## TASK OBJECTIVE
State how many lines of the entries below hold the word "výměna"; reply with nothing but the number.

## INFORMATION GIVEN
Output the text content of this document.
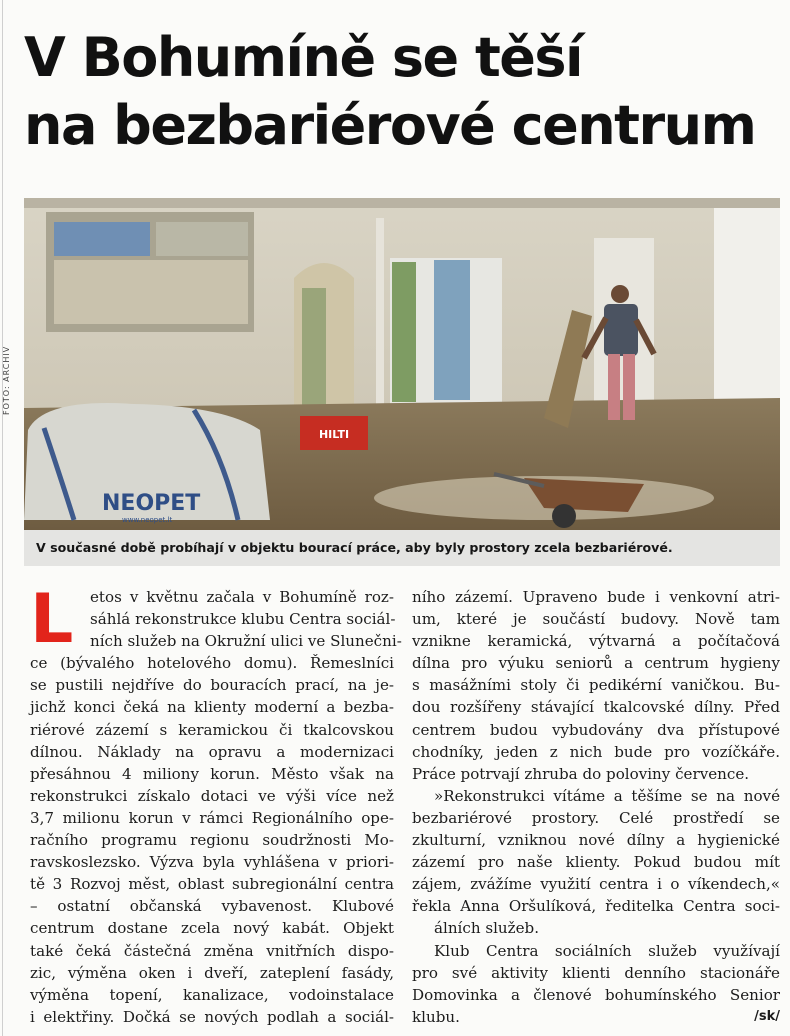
V Bohumíně se těší
na bezbariérové centrum
FOTO: ARCHIV
HILTI
NEOPET
www.neopet.lt
V současné době probíhají v objektu bourací práce, aby byly prostory zcela bezbariérové.
L	etos v květnu začala v Bohumíně roz-
sáhlá rekonstrukce klubu Centra sociál-
ních služeb na Okružní ulici ve Slunečni-
ce (bývalého hotelového domu). Řemeslníci
se pustili nejdříve do bouracích prací, na je-
jichž konci čeká na klienty moderní a bezba-
riérové zázemí s keramickou či tkalcovskou
dílnou. Náklady na opravu a modernizaci
přesáhnou 4 miliony korun. Město však na
rekonstrukci získalo dotaci ve výši více než
3,7 milionu korun v rámci Regionálního ope-
račního programu regionu soudržnosti Mo-
ravskoslezsko. Výzva byla vyhlášena v priori-
tě 3 Rozvoj měst, oblast subregionální centra
– ostatní občanská vybavenost. Klubové
centrum dostane zcela nový kabát. Objekt
také čeká částečná změna vnitřních dispo-
zic, výměna oken i dveří, zateplení fasády,
výměna topení, kanalizace, vodoinstalace
i elektřiny. Dočká se nových podlah a sociál-
ního zázemí. Upraveno bude i venkovní atri-
um, které je součástí budovy. Nově tam
vznikne keramická, výtvarná a počítačová
dílna pro výuku seniorů a centrum hygieny
s masážními stoly či pedikérní vaničkou. Bu-
dou rozšířeny stávající tkalcovské dílny. Před
centrem budou vybudovány dva přístupové
chodníky, jeden z nich bude pro vozíčkáře.
Práce potrvají zhruba do poloviny července.
»Rekonstrukci vítáme a těšíme se na nové
bezbariérové prostory. Celé prostředí se
zkulturní, vzniknou nové dílny a hygienické
zázemí pro naše klienty. Pokud budou mít
zájem, zvážíme využití centra i o víkendech,«
řekla Anna Oršulíková, ředitelka Centra soci-
álních služeb.
Klub Centra sociálních služeb využívají
pro své aktivity klienti denního stacionáře
Domovinka a členové bohumínského Senior
klubu.	/sk/
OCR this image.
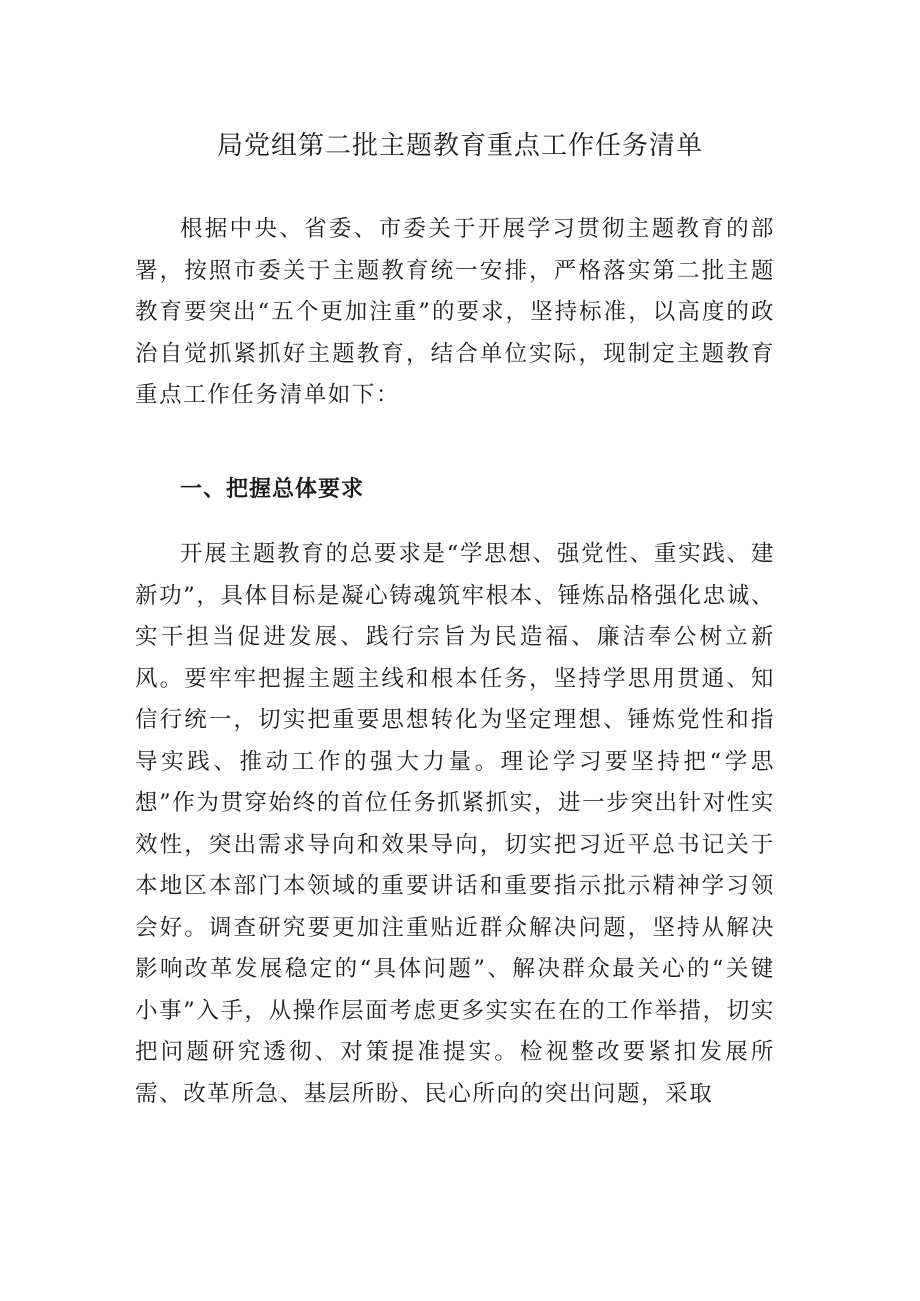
局党组第二批主题教育重点工作任务清单

根据中央、省委、市委关于开展学习贯彻主题教育的部署，按照市委关于主题教育统一安排，严格落实第二批主题教育要突出“五个更加注重”的要求，坚持标准，以高度的政治自觉抓紧抓好主题教育，结合单位实际，现制定主题教育重点工作任务清单如下：

一、把握总体要求

开展主题教育的总要求是“学思想、强党性、重实践、建新功”，具体目标是凝心铸魂筑牢根本、锤炼品格强化忠诚、实干担当促进发展、践行宗旨为民造福、廉洁奉公树立新风。要牢牢把握主题主线和根本任务，坚持学思用贯通、知信行统一，切实把重要思想转化为坚定理想、锤炼党性和指导实践、推动工作的强大力量。理论学习要坚持把“学思想”作为贯穿始终的首位任务抓紧抓实，进一步突出针对性实效性，突出需求导向和效果导向，切实把习近平总书记关于本地区本部门本领域的重要讲话和重要指示批示精神学习领会好。调查研究要更加注重贴近群众解决问题，坚持从解决影响改革发展稳定的“具体问题”、解决群众最关心的“关键小事”入手，从操作层面考虑更多实实在在的工作举措，切实把问题研究透彻、对策提准提实。检视整改要紧扣发展所需、改革所急、基层所盼、民心所向的突出问题，采取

## OUTPUT FOR THIS EXERCISE
2